◆ **Written request**: Print each of the items below word for word, line by line.

(Dataset items)
::::

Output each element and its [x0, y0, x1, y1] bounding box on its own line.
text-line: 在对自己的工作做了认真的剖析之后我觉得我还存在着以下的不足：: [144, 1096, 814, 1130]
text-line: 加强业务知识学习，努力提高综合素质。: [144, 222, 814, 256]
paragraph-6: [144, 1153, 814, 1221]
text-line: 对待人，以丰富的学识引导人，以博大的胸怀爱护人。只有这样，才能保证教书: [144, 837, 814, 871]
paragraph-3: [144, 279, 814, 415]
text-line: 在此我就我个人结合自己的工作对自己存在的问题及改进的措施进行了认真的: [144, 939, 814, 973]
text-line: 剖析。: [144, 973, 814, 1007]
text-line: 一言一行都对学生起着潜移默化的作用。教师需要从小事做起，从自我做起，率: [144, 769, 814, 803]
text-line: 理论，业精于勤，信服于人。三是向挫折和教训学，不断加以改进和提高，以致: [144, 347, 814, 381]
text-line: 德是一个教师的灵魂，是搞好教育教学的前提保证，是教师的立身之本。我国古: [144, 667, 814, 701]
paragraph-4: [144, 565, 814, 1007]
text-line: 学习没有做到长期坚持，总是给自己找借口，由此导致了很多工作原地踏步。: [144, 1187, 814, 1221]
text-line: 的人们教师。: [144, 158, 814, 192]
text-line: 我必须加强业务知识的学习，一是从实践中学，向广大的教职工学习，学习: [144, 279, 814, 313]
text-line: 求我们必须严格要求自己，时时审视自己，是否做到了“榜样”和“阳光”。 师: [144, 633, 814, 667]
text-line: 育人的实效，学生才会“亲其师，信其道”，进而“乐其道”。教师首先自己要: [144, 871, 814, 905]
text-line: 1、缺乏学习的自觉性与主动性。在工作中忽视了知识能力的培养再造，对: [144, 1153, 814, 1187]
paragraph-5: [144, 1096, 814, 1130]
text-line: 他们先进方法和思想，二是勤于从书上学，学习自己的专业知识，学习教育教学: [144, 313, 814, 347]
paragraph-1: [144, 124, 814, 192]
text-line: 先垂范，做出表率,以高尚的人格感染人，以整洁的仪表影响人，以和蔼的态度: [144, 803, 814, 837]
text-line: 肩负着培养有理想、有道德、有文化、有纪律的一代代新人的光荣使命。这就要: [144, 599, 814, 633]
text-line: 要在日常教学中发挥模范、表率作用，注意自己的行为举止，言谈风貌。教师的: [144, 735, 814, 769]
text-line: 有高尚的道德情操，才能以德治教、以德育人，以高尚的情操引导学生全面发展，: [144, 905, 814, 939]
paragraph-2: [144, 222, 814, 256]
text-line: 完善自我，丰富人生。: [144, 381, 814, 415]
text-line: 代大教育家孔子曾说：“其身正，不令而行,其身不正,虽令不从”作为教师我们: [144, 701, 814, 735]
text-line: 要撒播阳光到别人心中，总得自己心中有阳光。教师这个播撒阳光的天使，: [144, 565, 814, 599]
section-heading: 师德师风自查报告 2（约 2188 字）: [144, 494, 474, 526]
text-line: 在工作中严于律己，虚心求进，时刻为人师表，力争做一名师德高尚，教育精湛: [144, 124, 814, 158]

::::

◆ **Worked answer**:
Output each element and its [x0, y0, x1, y1] bounding box on its own line.
text-line: 在对自己的工作做了认真的剖析之后我觉得我还存在着以下的不足：: [144, 1096, 814, 1130]
text-line: 加强业务知识学习，努力提高综合素质。: [144, 222, 814, 256]
paragraph-6: [144, 1153, 814, 1221]
text-line: 对待人，以丰富的学识引导人，以博大的胸怀爱护人。只有这样，才能保证教书: [144, 837, 814, 871]
paragraph-3: [144, 279, 814, 415]
text-line: 在此我就我个人结合自己的工作对自己存在的问题及改进的措施进行了认真的: [144, 939, 814, 973]
text-line: 剖析。: [144, 973, 814, 1007]
text-line: 一言一行都对学生起着潜移默化的作用。教师需要从小事做起，从自我做起，率: [144, 769, 814, 803]
text-line: 理论，业精于勤，信服于人。三是向挫折和教训学，不断加以改进和提高，以致: [144, 347, 814, 381]
text-line: 德是一个教师的灵魂，是搞好教育教学的前提保证，是教师的立身之本。我国古: [144, 667, 814, 701]
paragraph-4: [144, 565, 814, 1007]
text-line: 学习没有做到长期坚持，总是给自己找借口，由此导致了很多工作原地踏步。: [144, 1187, 814, 1221]
text-line: 的人们教师。: [144, 158, 814, 192]
text-line: 我必须加强业务知识的学习，一是从实践中学，向广大的教职工学习，学习: [144, 279, 814, 313]
text-line: 求我们必须严格要求自己，时时审视自己，是否做到了“榜样”和“阳光”。 师: [144, 633, 814, 667]
text-line: 育人的实效，学生才会“亲其师，信其道”，进而“乐其道”。教师首先自己要: [144, 871, 814, 905]
text-line: 1、缺乏学习的自觉性与主动性。在工作中忽视了知识能力的培养再造，对: [144, 1153, 814, 1187]
paragraph-5: [144, 1096, 814, 1130]
text-line: 他们先进方法和思想，二是勤于从书上学，学习自己的专业知识，学习教育教学: [144, 313, 814, 347]
paragraph-1: [144, 124, 814, 192]
text-line: 先垂范，做出表率,以高尚的人格感染人，以整洁的仪表影响人，以和蔼的态度: [144, 803, 814, 837]
text-line: 肩负着培养有理想、有道德、有文化、有纪律的一代代新人的光荣使命。这就要: [144, 599, 814, 633]
text-line: 要在日常教学中发挥模范、表率作用，注意自己的行为举止，言谈风貌。教师的: [144, 735, 814, 769]
text-line: 有高尚的道德情操，才能以德治教、以德育人，以高尚的情操引导学生全面发展，: [144, 905, 814, 939]
paragraph-2: [144, 222, 814, 256]
text-line: 完善自我，丰富人生。: [144, 381, 814, 415]
text-line: 代大教育家孔子曾说：“其身正，不令而行,其身不正,虽令不从”作为教师我们: [144, 701, 814, 735]
text-line: 要撒播阳光到别人心中，总得自己心中有阳光。教师这个播撒阳光的天使，: [144, 565, 814, 599]
section-heading: 师德师风自查报告 2（约 2188 字）: [144, 494, 474, 526]
text-line: 在工作中严于律己，虚心求进，时刻为人师表，力争做一名师德高尚，教育精湛: [144, 124, 814, 158]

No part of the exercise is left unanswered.